## [EXERCISE GOAL]
Write the lines of every item below as a JSON list of strings, one string per line, skipping any blank lines.

## [THE INPUT]

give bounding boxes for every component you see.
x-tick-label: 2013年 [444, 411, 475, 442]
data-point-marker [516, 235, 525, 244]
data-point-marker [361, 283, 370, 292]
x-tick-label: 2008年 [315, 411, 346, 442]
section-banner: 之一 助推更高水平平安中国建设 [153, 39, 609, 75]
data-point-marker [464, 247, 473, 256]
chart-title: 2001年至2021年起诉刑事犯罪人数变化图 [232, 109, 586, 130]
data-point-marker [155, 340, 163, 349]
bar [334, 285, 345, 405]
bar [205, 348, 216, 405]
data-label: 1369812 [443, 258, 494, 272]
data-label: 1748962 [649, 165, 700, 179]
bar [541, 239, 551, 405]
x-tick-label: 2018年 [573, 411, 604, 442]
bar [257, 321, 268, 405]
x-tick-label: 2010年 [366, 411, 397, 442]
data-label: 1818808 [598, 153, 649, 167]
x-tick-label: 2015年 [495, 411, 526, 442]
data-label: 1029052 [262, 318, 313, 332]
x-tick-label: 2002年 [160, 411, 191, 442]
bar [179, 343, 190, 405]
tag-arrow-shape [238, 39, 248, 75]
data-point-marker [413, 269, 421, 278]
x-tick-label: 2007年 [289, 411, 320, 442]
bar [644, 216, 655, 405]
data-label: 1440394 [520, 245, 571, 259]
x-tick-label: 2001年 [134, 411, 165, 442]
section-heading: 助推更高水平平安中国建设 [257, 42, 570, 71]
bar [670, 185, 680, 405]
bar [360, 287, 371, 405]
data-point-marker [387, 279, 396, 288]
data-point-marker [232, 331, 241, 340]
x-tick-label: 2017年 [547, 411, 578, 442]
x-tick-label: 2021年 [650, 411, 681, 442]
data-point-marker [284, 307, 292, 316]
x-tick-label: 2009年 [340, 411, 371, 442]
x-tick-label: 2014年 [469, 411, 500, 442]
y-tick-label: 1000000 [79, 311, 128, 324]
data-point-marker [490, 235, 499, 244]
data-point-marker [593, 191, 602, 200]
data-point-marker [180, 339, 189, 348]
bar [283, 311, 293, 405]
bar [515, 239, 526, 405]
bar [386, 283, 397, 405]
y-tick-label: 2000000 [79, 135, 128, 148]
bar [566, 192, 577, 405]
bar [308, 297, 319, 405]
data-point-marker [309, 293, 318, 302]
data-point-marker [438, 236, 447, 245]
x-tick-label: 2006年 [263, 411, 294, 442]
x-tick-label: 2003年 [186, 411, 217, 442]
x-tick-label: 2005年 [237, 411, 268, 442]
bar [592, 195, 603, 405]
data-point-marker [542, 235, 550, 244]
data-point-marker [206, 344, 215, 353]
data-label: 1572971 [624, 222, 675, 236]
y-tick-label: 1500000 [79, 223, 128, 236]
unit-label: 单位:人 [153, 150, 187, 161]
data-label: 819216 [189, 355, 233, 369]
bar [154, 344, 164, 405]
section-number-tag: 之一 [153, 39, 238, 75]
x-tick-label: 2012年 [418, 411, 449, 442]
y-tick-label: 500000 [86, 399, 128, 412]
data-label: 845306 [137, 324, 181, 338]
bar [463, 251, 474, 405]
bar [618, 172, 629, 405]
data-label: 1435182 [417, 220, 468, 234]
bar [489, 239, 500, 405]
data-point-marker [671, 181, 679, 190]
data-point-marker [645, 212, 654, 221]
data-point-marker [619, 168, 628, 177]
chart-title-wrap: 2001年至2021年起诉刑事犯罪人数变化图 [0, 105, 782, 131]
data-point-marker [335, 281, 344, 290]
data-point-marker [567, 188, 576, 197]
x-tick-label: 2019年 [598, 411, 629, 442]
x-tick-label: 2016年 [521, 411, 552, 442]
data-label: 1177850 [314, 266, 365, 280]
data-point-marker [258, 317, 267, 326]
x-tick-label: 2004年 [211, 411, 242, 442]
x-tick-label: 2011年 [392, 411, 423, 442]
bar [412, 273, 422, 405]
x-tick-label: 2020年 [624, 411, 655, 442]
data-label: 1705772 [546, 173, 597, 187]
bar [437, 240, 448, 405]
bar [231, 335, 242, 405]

## [ANSWER]
[
  "give bounding boxes for every component you see.",
  "x-tick-label: 2013年 [444, 411, 475, 442]",
  "data-point-marker [516, 235, 525, 244]",
  "data-point-marker [361, 283, 370, 292]",
  "x-tick-label: 2008年 [315, 411, 346, 442]",
  "section-banner: 之一 助推更高水平平安中国建设 [153, 39, 609, 75]",
  "data-point-marker [464, 247, 473, 256]",
  "chart-title: 2001年至2021年起诉刑事犯罪人数变化图 [232, 109, 586, 130]",
  "data-point-marker [155, 340, 163, 349]",
  "bar [334, 285, 345, 405]",
  "bar [205, 348, 216, 405]",
  "data-label: 1369812 [443, 258, 494, 272]",
  "data-label: 1748962 [649, 165, 700, 179]",
  "bar [541, 239, 551, 405]",
  "x-tick-label: 2018年 [573, 411, 604, 442]",
  "bar [257, 321, 268, 405]",
  "x-tick-label: 2010年 [366, 411, 397, 442]",
  "data-label: 1818808 [598, 153, 649, 167]",
  "x-tick-label: 2015年 [495, 411, 526, 442]",
  "data-label: 1029052 [262, 318, 313, 332]",
  "x-tick-label: 2002年 [160, 411, 191, 442]",
  "bar [179, 343, 190, 405]",
  "tag-arrow-shape [238, 39, 248, 75]",
  "data-point-marker [413, 269, 421, 278]",
  "x-tick-label: 2007年 [289, 411, 320, 442]",
  "bar [644, 216, 655, 405]",
  "data-label: 1440394 [520, 245, 571, 259]",
  "x-tick-label: 2001年 [134, 411, 165, 442]",
  "section-heading: 助推更高水平平安中国建设 [257, 42, 570, 71]",
  "bar [670, 185, 680, 405]",
  "bar [360, 287, 371, 405]",
  "data-point-marker [387, 279, 396, 288]",
  "data-point-marker [232, 331, 241, 340]",
  "x-tick-label: 2017年 [547, 411, 578, 442]",
  "x-tick-label: 2021年 [650, 411, 681, 442]",
  "data-point-marker [284, 307, 292, 316]",
  "x-tick-label: 2009年 [340, 411, 371, 442]",
  "x-tick-label: 2014年 [469, 411, 500, 442]",
  "y-tick-label: 1000000 [79, 311, 128, 324]",
  "data-point-marker [490, 235, 499, 244]",
  "data-point-marker [593, 191, 602, 200]",
  "data-point-marker [180, 339, 189, 348]",
  "bar [283, 311, 293, 405]",
  "bar [515, 239, 526, 405]",
  "bar [386, 283, 397, 405]",
  "y-tick-label: 2000000 [79, 135, 128, 148]",
  "bar [566, 192, 577, 405]",
  "bar [308, 297, 319, 405]",
  "data-point-marker [309, 293, 318, 302]",
  "data-point-marker [438, 236, 447, 245]",
  "x-tick-label: 2006年 [263, 411, 294, 442]",
  "x-tick-label: 2003年 [186, 411, 217, 442]",
  "x-tick-label: 2005年 [237, 411, 268, 442]",
  "bar [592, 195, 603, 405]",
  "data-point-marker [542, 235, 550, 244]",
  "data-point-marker [206, 344, 215, 353]",
  "data-label: 1572971 [624, 222, 675, 236]",
  "y-tick-label: 1500000 [79, 223, 128, 236]",
  "unit-label: 单位:人 [153, 150, 187, 161]",
  "data-label: 819216 [189, 355, 233, 369]",
  "bar [154, 344, 164, 405]",
  "section-number-tag: 之一 [153, 39, 238, 75]",
  "x-tick-label: 2012年 [418, 411, 449, 442]",
  "y-tick-label: 500000 [86, 399, 128, 412]",
  "data-label: 845306 [137, 324, 181, 338]",
  "bar [463, 251, 474, 405]",
  "bar [618, 172, 629, 405]",
  "data-label: 1435182 [417, 220, 468, 234]",
  "bar [489, 239, 500, 405]",
  "data-point-marker [671, 181, 679, 190]",
  "data-point-marker [645, 212, 654, 221]",
  "data-point-marker [619, 168, 628, 177]",
  "chart-title-wrap: 2001年至2021年起诉刑事犯罪人数变化图 [0, 105, 782, 131]",
  "data-point-marker [335, 281, 344, 290]",
  "data-point-marker [567, 188, 576, 197]",
  "x-tick-label: 2019年 [598, 411, 629, 442]",
  "x-tick-label: 2016年 [521, 411, 552, 442]",
  "data-label: 1177850 [314, 266, 365, 280]",
  "data-point-marker [258, 317, 267, 326]",
  "x-tick-label: 2004年 [211, 411, 242, 442]",
  "x-tick-label: 2011年 [392, 411, 423, 442]",
  "bar [412, 273, 422, 405]",
  "x-tick-label: 2020年 [624, 411, 655, 442]",
  "data-label: 1705772 [546, 173, 597, 187]",
  "bar [437, 240, 448, 405]",
  "bar [231, 335, 242, 405]"
]